● **RECORDS PROVIDED**
* * *

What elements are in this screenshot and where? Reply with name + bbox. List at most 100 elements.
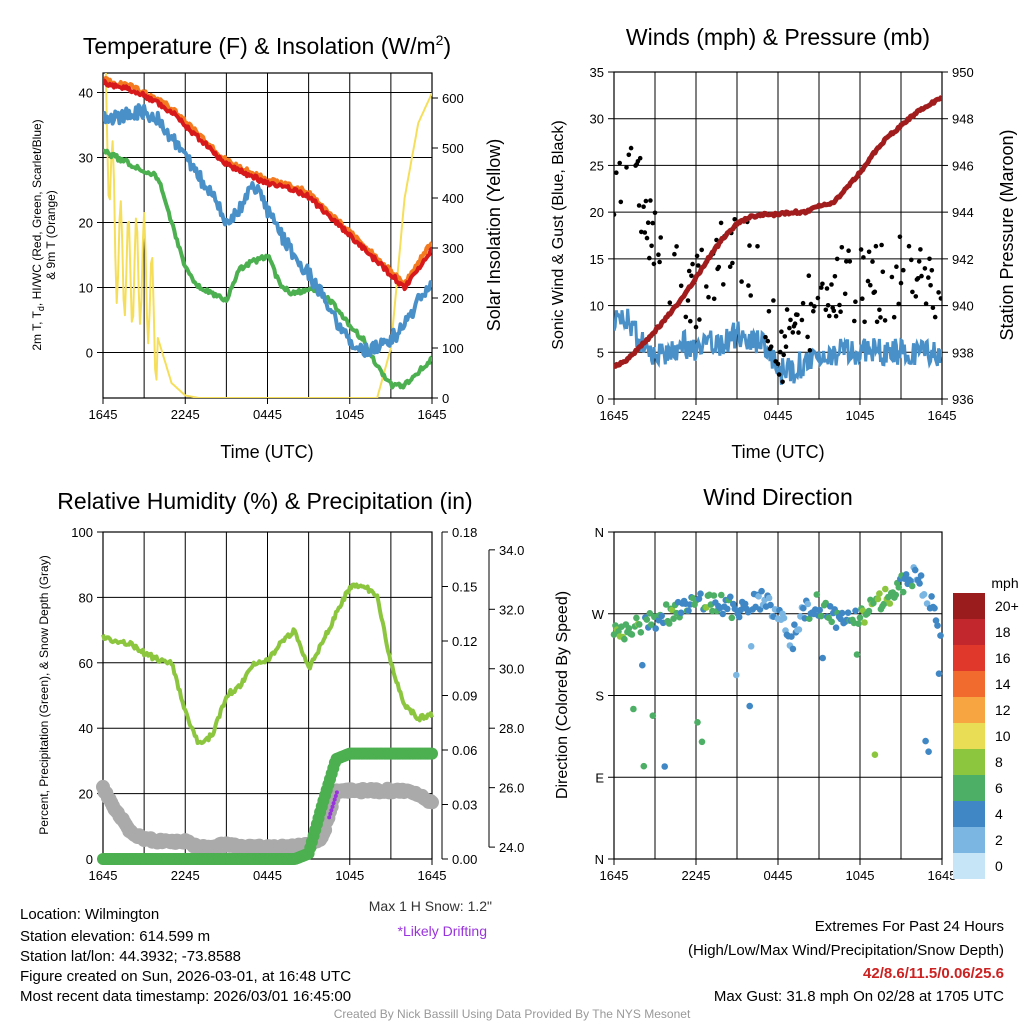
x-tick-label: 2245 xyxy=(682,408,711,423)
gust-point xyxy=(648,198,653,203)
direction-point xyxy=(731,605,739,613)
direction-point xyxy=(625,625,633,632)
precip-y-tick-label: 0.12 xyxy=(452,634,477,649)
direction-point xyxy=(855,620,862,627)
temp-y2-tick-label: 400 xyxy=(442,191,464,206)
y-axis-label-right: Solar Insolation (Yellow) xyxy=(484,139,504,331)
gust-point xyxy=(727,264,733,270)
gust-point xyxy=(909,257,914,263)
direction-point xyxy=(932,617,940,624)
y-label-part: 2m T, T xyxy=(30,310,44,350)
direction-point xyxy=(865,607,873,615)
gust-point xyxy=(897,234,903,240)
gust-point xyxy=(641,204,646,209)
colorbar-label: 4 xyxy=(995,806,1003,822)
direction-point xyxy=(661,763,668,770)
wind-y-tick-label: 0 xyxy=(597,392,604,407)
gust-point xyxy=(697,317,702,322)
wind-y2-tick-label: 944 xyxy=(952,205,974,220)
plot-area xyxy=(610,564,944,770)
gust-point xyxy=(643,198,649,204)
snow-y-tick-label: 24.0 xyxy=(499,840,524,855)
wind-y2-tick-label: 946 xyxy=(952,158,974,173)
recent-timestamp-text: Most recent data timestamp: 2026/03/01 1… xyxy=(20,988,352,1005)
direction-point xyxy=(747,643,755,650)
rh-y-tick-label: 20 xyxy=(79,787,93,802)
direction-point xyxy=(694,719,701,726)
gust-point xyxy=(639,229,644,235)
snow-y-tick-label: 34.0 xyxy=(499,543,524,558)
gust-point xyxy=(672,251,677,257)
gust-point xyxy=(865,278,871,284)
direction-point xyxy=(615,628,622,635)
direction-point xyxy=(791,621,798,628)
x-tick-label: 1045 xyxy=(846,868,875,883)
gust-point xyxy=(926,275,931,280)
gust-point xyxy=(827,313,832,319)
gust-point xyxy=(894,264,899,270)
wind-y2-tick-label: 938 xyxy=(952,345,974,360)
gust-point xyxy=(678,283,684,289)
gust-point xyxy=(683,314,689,320)
colorbar-swatch xyxy=(953,593,985,619)
gust-point xyxy=(866,249,872,255)
snow-y-tick-label: 26.0 xyxy=(499,781,524,796)
gust-point xyxy=(872,289,878,295)
x-tick-label: 1045 xyxy=(335,407,364,422)
direction-point xyxy=(628,631,636,638)
gust-point xyxy=(768,344,774,350)
gust-point xyxy=(799,317,805,323)
gust-point xyxy=(906,243,912,249)
colorbar-swatch xyxy=(953,723,985,749)
max-snow-note: Max 1 H Snow: 1.2" xyxy=(369,898,492,914)
gust-point xyxy=(882,318,888,323)
colorbar-label: 18 xyxy=(995,624,1011,640)
temp-y-tick-label: 40 xyxy=(79,86,93,101)
drift-point xyxy=(328,811,333,816)
gust-point xyxy=(783,344,789,350)
gust-point xyxy=(732,217,737,222)
gust-point xyxy=(842,291,848,297)
figure-created-text: Figure created on Sun, 2026-03-01, at 16… xyxy=(20,968,352,985)
temp-y2-tick-label: 0 xyxy=(442,391,449,406)
credit-text: Created By Nick Bassill Using Data Provi… xyxy=(333,1007,691,1021)
gust-point xyxy=(806,273,812,279)
gust-point xyxy=(626,152,632,158)
gust-point xyxy=(847,259,853,264)
rh-y-tick-label: 80 xyxy=(79,590,93,605)
direction-point xyxy=(838,609,846,617)
gust-point xyxy=(775,361,781,367)
gust-point xyxy=(898,280,904,286)
gust-point xyxy=(832,274,838,279)
gust-point xyxy=(642,230,648,235)
gust-point xyxy=(721,282,726,287)
gust-point xyxy=(706,294,711,300)
wind-y-tick-label: 35 xyxy=(590,65,604,80)
drift-point xyxy=(333,794,338,798)
rh-y-tick-label: 100 xyxy=(71,525,93,540)
location-text: Location: Wilmington xyxy=(20,906,160,923)
title-text: Temperature (F) & Insolation (W/m xyxy=(83,33,436,59)
gust-point xyxy=(689,273,694,279)
x-tick-label: 2245 xyxy=(171,407,200,422)
direction-point xyxy=(636,621,643,628)
gust-point xyxy=(927,256,932,262)
direction-point xyxy=(637,629,645,636)
temp-y-tick-label: 30 xyxy=(79,151,93,166)
dir-y-tick-label: S xyxy=(595,689,604,704)
series-line-rh xyxy=(101,582,434,746)
direction-point xyxy=(828,618,835,626)
wind-y-tick-label: 20 xyxy=(590,205,604,220)
y-axis-label-left-line2: & 9m T (Orange) xyxy=(44,190,58,280)
gust-point xyxy=(862,319,867,325)
gust-point xyxy=(650,220,655,226)
x-tick-label: 1645 xyxy=(418,407,447,422)
dir-y-tick-label: N xyxy=(595,852,604,867)
colorbar-swatch xyxy=(953,619,985,645)
direction-point xyxy=(852,607,859,615)
temp-y2-tick-label: 500 xyxy=(442,141,464,156)
gust-point xyxy=(781,352,786,358)
gust-point xyxy=(647,255,652,261)
x-tick-label: 1645 xyxy=(928,408,957,423)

* * *

● **WHAT THIS TASK INVOLVES**
Can you repeat the data above with every "gust-point" switched to "gust-marker", keeping everything else the same and leaving the pictures out?

● **ANSWER FOR THE TASK**
What elements are in this screenshot and where? Reply with name + bbox. List at most 100 elements.
x-tick-label: 2245 xyxy=(682,408,711,423)
gust-marker xyxy=(648,198,653,203)
direction-point xyxy=(731,605,739,613)
direction-point xyxy=(625,625,633,632)
precip-y-tick-label: 0.12 xyxy=(452,634,477,649)
direction-point xyxy=(855,620,862,627)
temp-y2-tick-label: 400 xyxy=(442,191,464,206)
y-axis-label-right: Solar Insolation (Yellow) xyxy=(484,139,504,331)
gust-marker xyxy=(727,264,733,270)
gust-marker xyxy=(909,257,914,263)
direction-point xyxy=(932,617,940,624)
y-label-part: 2m T, T xyxy=(30,310,44,350)
direction-point xyxy=(865,607,873,615)
gust-marker xyxy=(897,234,903,240)
gust-marker xyxy=(641,204,646,209)
colorbar-label: 4 xyxy=(995,806,1003,822)
direction-point xyxy=(661,763,668,770)
wind-y-tick-label: 0 xyxy=(597,392,604,407)
gust-marker xyxy=(697,317,702,322)
wind-y2-tick-label: 944 xyxy=(952,205,974,220)
plot-area xyxy=(610,564,944,770)
gust-marker xyxy=(643,198,649,204)
snow-y-tick-label: 24.0 xyxy=(499,840,524,855)
wind-y2-tick-label: 946 xyxy=(952,158,974,173)
recent-timestamp-text: Most recent data timestamp: 2026/03/01 1… xyxy=(20,988,352,1005)
direction-point xyxy=(747,643,755,650)
rh-y-tick-label: 20 xyxy=(79,787,93,802)
direction-point xyxy=(694,719,701,726)
gust-marker xyxy=(639,229,644,235)
snow-y-tick-label: 34.0 xyxy=(499,543,524,558)
gust-marker xyxy=(672,251,677,257)
gust-marker xyxy=(865,278,871,284)
direction-point xyxy=(615,628,622,635)
direction-point xyxy=(791,621,798,628)
x-tick-label: 1045 xyxy=(846,868,875,883)
gust-marker xyxy=(926,275,931,280)
gust-marker xyxy=(827,313,832,319)
gust-marker xyxy=(894,264,899,270)
wind-y2-tick-label: 938 xyxy=(952,345,974,360)
gust-marker xyxy=(678,283,684,289)
gust-marker xyxy=(683,314,689,320)
colorbar-swatch xyxy=(953,593,985,619)
gust-marker xyxy=(866,249,872,255)
snow-y-tick-label: 26.0 xyxy=(499,781,524,796)
gust-marker xyxy=(872,289,878,295)
x-tick-label: 1045 xyxy=(335,407,364,422)
direction-point xyxy=(628,631,636,638)
gust-marker xyxy=(768,344,774,350)
gust-marker xyxy=(799,317,805,323)
gust-marker xyxy=(906,243,912,249)
colorbar-swatch xyxy=(953,723,985,749)
max-snow-note: Max 1 H Snow: 1.2" xyxy=(369,898,492,914)
gust-marker xyxy=(882,318,888,323)
colorbar-label: 18 xyxy=(995,624,1011,640)
temp-y-tick-label: 40 xyxy=(79,86,93,101)
drift-point xyxy=(328,811,333,816)
gust-marker xyxy=(783,344,789,350)
gust-marker xyxy=(732,217,737,222)
gust-marker xyxy=(842,291,848,297)
figure-created-text: Figure created on Sun, 2026-03-01, at 16… xyxy=(20,968,352,985)
temp-y2-tick-label: 0 xyxy=(442,391,449,406)
credit-text: Created By Nick Bassill Using Data Provi… xyxy=(333,1007,691,1021)
gust-marker xyxy=(806,273,812,279)
gust-marker xyxy=(626,152,632,158)
gust-marker xyxy=(847,259,853,264)
rh-y-tick-label: 80 xyxy=(79,590,93,605)
direction-point xyxy=(838,609,846,617)
gust-marker xyxy=(775,361,781,367)
gust-marker xyxy=(898,280,904,286)
gust-marker xyxy=(832,274,838,279)
gust-marker xyxy=(642,230,648,235)
gust-marker xyxy=(721,282,726,287)
gust-marker xyxy=(706,294,711,300)
wind-y-tick-label: 35 xyxy=(590,65,604,80)
drift-point xyxy=(333,794,338,798)
rh-y-tick-label: 100 xyxy=(71,525,93,540)
location-text: Location: Wilmington xyxy=(20,906,160,923)
title-text: Temperature (F) & Insolation (W/m xyxy=(83,33,436,59)
gust-marker xyxy=(689,273,694,279)
x-tick-label: 2245 xyxy=(171,407,200,422)
direction-point xyxy=(636,621,643,628)
gust-marker xyxy=(927,256,932,262)
direction-point xyxy=(637,629,645,636)
temp-y-tick-label: 30 xyxy=(79,151,93,166)
dir-y-tick-label: S xyxy=(595,689,604,704)
series-line-rh xyxy=(101,582,434,746)
direction-point xyxy=(828,618,835,626)
wind-y-tick-label: 20 xyxy=(590,205,604,220)
y-axis-label-left-line2: & 9m T (Orange) xyxy=(44,190,58,280)
gust-marker xyxy=(862,319,867,325)
gust-marker xyxy=(650,220,655,226)
x-tick-label: 1645 xyxy=(418,407,447,422)
dir-y-tick-label: N xyxy=(595,852,604,867)
colorbar-swatch xyxy=(953,619,985,645)
direction-point xyxy=(852,607,859,615)
temp-y2-tick-label: 500 xyxy=(442,141,464,156)
gust-marker xyxy=(781,352,786,358)
gust-marker xyxy=(647,255,652,261)
x-tick-label: 1645 xyxy=(928,408,957,423)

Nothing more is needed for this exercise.